● **Work to be completed**
Print out every record exactly as it appears.

● **Input material**

* * * * * * *

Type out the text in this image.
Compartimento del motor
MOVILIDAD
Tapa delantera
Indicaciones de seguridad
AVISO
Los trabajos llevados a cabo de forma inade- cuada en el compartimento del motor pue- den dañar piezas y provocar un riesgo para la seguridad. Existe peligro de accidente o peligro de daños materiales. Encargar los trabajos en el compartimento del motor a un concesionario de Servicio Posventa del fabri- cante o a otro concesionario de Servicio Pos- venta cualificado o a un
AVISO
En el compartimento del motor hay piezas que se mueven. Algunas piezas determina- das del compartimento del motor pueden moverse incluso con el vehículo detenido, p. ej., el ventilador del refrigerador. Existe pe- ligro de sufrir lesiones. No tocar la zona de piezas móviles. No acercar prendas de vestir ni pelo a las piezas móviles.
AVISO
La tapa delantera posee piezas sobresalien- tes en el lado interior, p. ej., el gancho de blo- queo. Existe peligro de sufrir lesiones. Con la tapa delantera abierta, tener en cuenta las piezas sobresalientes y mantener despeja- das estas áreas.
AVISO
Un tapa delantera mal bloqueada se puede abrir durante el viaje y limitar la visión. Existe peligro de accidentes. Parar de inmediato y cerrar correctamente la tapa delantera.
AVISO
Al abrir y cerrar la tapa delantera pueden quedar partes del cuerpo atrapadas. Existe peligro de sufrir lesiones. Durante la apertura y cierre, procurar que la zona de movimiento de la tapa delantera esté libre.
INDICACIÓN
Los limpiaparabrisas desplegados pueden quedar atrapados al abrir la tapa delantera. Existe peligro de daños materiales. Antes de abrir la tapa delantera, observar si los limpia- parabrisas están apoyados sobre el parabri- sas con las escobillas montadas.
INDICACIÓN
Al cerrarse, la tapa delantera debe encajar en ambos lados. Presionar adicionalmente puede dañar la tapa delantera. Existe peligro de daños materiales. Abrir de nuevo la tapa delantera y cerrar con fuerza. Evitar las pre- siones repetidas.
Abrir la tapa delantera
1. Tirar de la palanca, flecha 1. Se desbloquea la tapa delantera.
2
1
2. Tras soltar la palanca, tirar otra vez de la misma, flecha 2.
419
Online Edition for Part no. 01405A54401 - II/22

* * * * * * *

● **Solution to the problem**
Type out the text in this image.
Compartimento del motor
MOVILIDAD
Tapa delantera
Indicaciones de seguridad
AVISO
Los trabajos llevados a cabo de forma inade- cuada en el compartimento del motor pue- den dañar piezas y provocar un riesgo para la seguridad. Existe peligro de accidente o peligro de daños materiales. Encargar los trabajos en el compartimento del motor a un concesionario de Servicio Posventa del fabri- cante o a otro concesionario de Servicio Pos- venta cualificado o a un
AVISO
En el compartimento del motor hay piezas que se mueven. Algunas piezas determina- das del compartimento del motor pueden moverse incluso con el vehículo detenido, p. ej., el ventilador del refrigerador. Existe pe- ligro de sufrir lesiones. No tocar la zona de piezas móviles. No acercar prendas de vestir ni pelo a las piezas móviles.
AVISO
La tapa delantera posee piezas sobresalien- tes en el lado interior, p. ej., el gancho de blo- queo. Existe peligro de sufrir lesiones. Con la tapa delantera abierta, tener en cuenta las piezas sobresalientes y mantener despeja- das estas áreas.
AVISO
Un tapa delantera mal bloqueada se puede abrir durante el viaje y limitar la visión. Existe peligro de accidentes. Parar de inmediato y cerrar correctamente la tapa delantera.
AVISO
Al abrir y cerrar la tapa delantera pueden quedar partes del cuerpo atrapadas. Existe peligro de sufrir lesiones. Durante la apertura y cierre, procurar que la zona de movimiento de la tapa delantera esté libre.
INDICACIÓN
Los limpiaparabrisas desplegados pueden quedar atrapados al abrir la tapa delantera. Existe peligro de daños materiales. Antes de abrir la tapa delantera, observar si los limpia- parabrisas están apoyados sobre el parabri- sas con las escobillas montadas.
INDICACIÓN
Al cerrarse, la tapa delantera debe encajar en ambos lados. Presionar adicionalmente puede dañar la tapa delantera. Existe peligro de daños materiales. Abrir de nuevo la tapa delantera y cerrar con fuerza. Evitar las pre- siones repetidas.
Abrir la tapa delantera
1. Tirar de la palanca, flecha 1. Se desbloquea la tapa delantera.
2
1
2. Tras soltar la palanca, tirar otra vez de la misma, flecha 2.
419
Online Edition for Part no. 01405A54401 - II/22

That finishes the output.